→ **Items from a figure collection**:
******************************

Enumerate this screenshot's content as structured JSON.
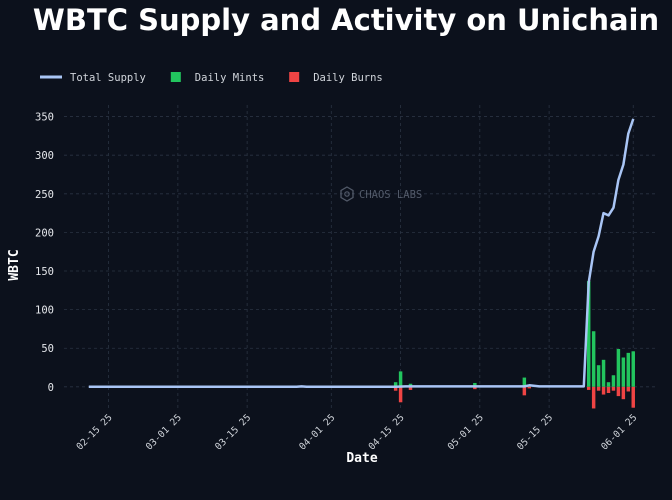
{
  "chart_data": {
    "type": "bar",
    "title": "WBTC Supply and Activity on Unichain",
    "xlabel": "Date",
    "ylabel": "WBTC",
    "watermark": "CHAOS LABS",
    "legend": [
      {
        "name": "Total Supply",
        "color": "#a9c5f5",
        "kind": "line"
      },
      {
        "name": "Daily Mints",
        "color": "#22c55e",
        "kind": "box"
      },
      {
        "name": "Daily Burns",
        "color": "#ef4444",
        "kind": "box"
      }
    ],
    "legend_position": "top-left",
    "grid": true,
    "xlim": [
      "2025-02-06",
      "2025-06-06"
    ],
    "ylim": [
      -30,
      365
    ],
    "y_ticks": [
      0,
      50,
      100,
      150,
      200,
      250,
      300,
      350
    ],
    "x_ticks": [
      {
        "date": "2025-02-15",
        "label": "02-15 25"
      },
      {
        "date": "2025-03-01",
        "label": "03-01 25"
      },
      {
        "date": "2025-03-15",
        "label": "03-15 25"
      },
      {
        "date": "2025-04-01",
        "label": "04-01 25"
      },
      {
        "date": "2025-04-15",
        "label": "04-15 25"
      },
      {
        "date": "2025-05-01",
        "label": "05-01 25"
      },
      {
        "date": "2025-05-15",
        "label": "05-15 25"
      },
      {
        "date": "2025-06-01",
        "label": "06-01 25"
      }
    ],
    "series": [
      {
        "name": "Total Supply",
        "type": "line",
        "color": "#a9c5f5",
        "points": [
          [
            "2025-02-11",
            0
          ],
          [
            "2025-03-25",
            0
          ],
          [
            "2025-03-26",
            0.5
          ],
          [
            "2025-03-27",
            0
          ],
          [
            "2025-04-14",
            0
          ],
          [
            "2025-04-16",
            0.5
          ],
          [
            "2025-05-10",
            0.5
          ],
          [
            "2025-05-11",
            2
          ],
          [
            "2025-05-13",
            0.5
          ],
          [
            "2025-05-22",
            0.5
          ],
          [
            "2025-05-23",
            135
          ],
          [
            "2025-05-24",
            175
          ],
          [
            "2025-05-25",
            195
          ],
          [
            "2025-05-26",
            225
          ],
          [
            "2025-05-27",
            222
          ],
          [
            "2025-05-28",
            232
          ],
          [
            "2025-05-29",
            268
          ],
          [
            "2025-05-30",
            288
          ],
          [
            "2025-05-31",
            328
          ],
          [
            "2025-06-01",
            347
          ]
        ]
      },
      {
        "name": "Daily Mints",
        "type": "bar",
        "color": "#22c55e",
        "points": [
          [
            "2025-04-14",
            6
          ],
          [
            "2025-04-15",
            20
          ],
          [
            "2025-04-17",
            4
          ],
          [
            "2025-04-30",
            5
          ],
          [
            "2025-05-10",
            12
          ],
          [
            "2025-05-11",
            3
          ],
          [
            "2025-05-23",
            137
          ],
          [
            "2025-05-24",
            72
          ],
          [
            "2025-05-25",
            28
          ],
          [
            "2025-05-26",
            35
          ],
          [
            "2025-05-27",
            6
          ],
          [
            "2025-05-28",
            15
          ],
          [
            "2025-05-29",
            49
          ],
          [
            "2025-05-30",
            38
          ],
          [
            "2025-05-31",
            44
          ],
          [
            "2025-06-01",
            46
          ]
        ]
      },
      {
        "name": "Daily Burns",
        "type": "bar",
        "color": "#ef4444",
        "points": [
          [
            "2025-04-14",
            -5
          ],
          [
            "2025-04-15",
            -20
          ],
          [
            "2025-04-17",
            -4
          ],
          [
            "2025-04-30",
            -3
          ],
          [
            "2025-05-10",
            -11
          ],
          [
            "2025-05-11",
            -2
          ],
          [
            "2025-05-23",
            -4
          ],
          [
            "2025-05-24",
            -28
          ],
          [
            "2025-05-25",
            -5
          ],
          [
            "2025-05-26",
            -10
          ],
          [
            "2025-05-27",
            -8
          ],
          [
            "2025-05-28",
            -5
          ],
          [
            "2025-05-29",
            -12
          ],
          [
            "2025-05-30",
            -16
          ],
          [
            "2025-05-31",
            -6
          ],
          [
            "2025-06-01",
            -27
          ]
        ]
      }
    ]
  }
}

******************************

→ **STATED EXERCISE**: Using the data above, print every line exactly, omitting pictures.

→ **TASK RESULT**:
Enumerate this screenshot's content as structured JSON.
{
  "chart_data": {
    "type": "bar",
    "title": "WBTC Supply and Activity on Unichain",
    "xlabel": "Date",
    "ylabel": "WBTC",
    "watermark": "CHAOS LABS",
    "legend": [
      {
        "name": "Total Supply",
        "color": "#a9c5f5",
        "kind": "line"
      },
      {
        "name": "Daily Mints",
        "color": "#22c55e",
        "kind": "box"
      },
      {
        "name": "Daily Burns",
        "color": "#ef4444",
        "kind": "box"
      }
    ],
    "legend_position": "top-left",
    "grid": true,
    "xlim": [
      "2025-02-06",
      "2025-06-06"
    ],
    "ylim": [
      -30,
      365
    ],
    "y_ticks": [
      0,
      50,
      100,
      150,
      200,
      250,
      300,
      350
    ],
    "x_ticks": [
      {
        "date": "2025-02-15",
        "label": "02-15 25"
      },
      {
        "date": "2025-03-01",
        "label": "03-01 25"
      },
      {
        "date": "2025-03-15",
        "label": "03-15 25"
      },
      {
        "date": "2025-04-01",
        "label": "04-01 25"
      },
      {
        "date": "2025-04-15",
        "label": "04-15 25"
      },
      {
        "date": "2025-05-01",
        "label": "05-01 25"
      },
      {
        "date": "2025-05-15",
        "label": "05-15 25"
      },
      {
        "date": "2025-06-01",
        "label": "06-01 25"
      }
    ],
    "series": [
      {
        "name": "Total Supply",
        "type": "line",
        "color": "#a9c5f5",
        "points": [
          [
            "2025-02-11",
            0
          ],
          [
            "2025-03-25",
            0
          ],
          [
            "2025-03-26",
            0.5
          ],
          [
            "2025-03-27",
            0
          ],
          [
            "2025-04-14",
            0
          ],
          [
            "2025-04-16",
            0.5
          ],
          [
            "2025-05-10",
            0.5
          ],
          [
            "2025-05-11",
            2
          ],
          [
            "2025-05-13",
            0.5
          ],
          [
            "2025-05-22",
            0.5
          ],
          [
            "2025-05-23",
            135
          ],
          [
            "2025-05-24",
            175
          ],
          [
            "2025-05-25",
            195
          ],
          [
            "2025-05-26",
            225
          ],
          [
            "2025-05-27",
            222
          ],
          [
            "2025-05-28",
            232
          ],
          [
            "2025-05-29",
            268
          ],
          [
            "2025-05-30",
            288
          ],
          [
            "2025-05-31",
            328
          ],
          [
            "2025-06-01",
            347
          ]
        ]
      },
      {
        "name": "Daily Mints",
        "type": "bar",
        "color": "#22c55e",
        "points": [
          [
            "2025-04-14",
            6
          ],
          [
            "2025-04-15",
            20
          ],
          [
            "2025-04-17",
            4
          ],
          [
            "2025-04-30",
            5
          ],
          [
            "2025-05-10",
            12
          ],
          [
            "2025-05-11",
            3
          ],
          [
            "2025-05-23",
            137
          ],
          [
            "2025-05-24",
            72
          ],
          [
            "2025-05-25",
            28
          ],
          [
            "2025-05-26",
            35
          ],
          [
            "2025-05-27",
            6
          ],
          [
            "2025-05-28",
            15
          ],
          [
            "2025-05-29",
            49
          ],
          [
            "2025-05-30",
            38
          ],
          [
            "2025-05-31",
            44
          ],
          [
            "2025-06-01",
            46
          ]
        ]
      },
      {
        "name": "Daily Burns",
        "type": "bar",
        "color": "#ef4444",
        "points": [
          [
            "2025-04-14",
            -5
          ],
          [
            "2025-04-15",
            -20
          ],
          [
            "2025-04-17",
            -4
          ],
          [
            "2025-04-30",
            -3
          ],
          [
            "2025-05-10",
            -11
          ],
          [
            "2025-05-11",
            -2
          ],
          [
            "2025-05-23",
            -4
          ],
          [
            "2025-05-24",
            -28
          ],
          [
            "2025-05-25",
            -5
          ],
          [
            "2025-05-26",
            -10
          ],
          [
            "2025-05-27",
            -8
          ],
          [
            "2025-05-28",
            -5
          ],
          [
            "2025-05-29",
            -12
          ],
          [
            "2025-05-30",
            -16
          ],
          [
            "2025-05-31",
            -6
          ],
          [
            "2025-06-01",
            -27
          ]
        ]
      }
    ]
  }
}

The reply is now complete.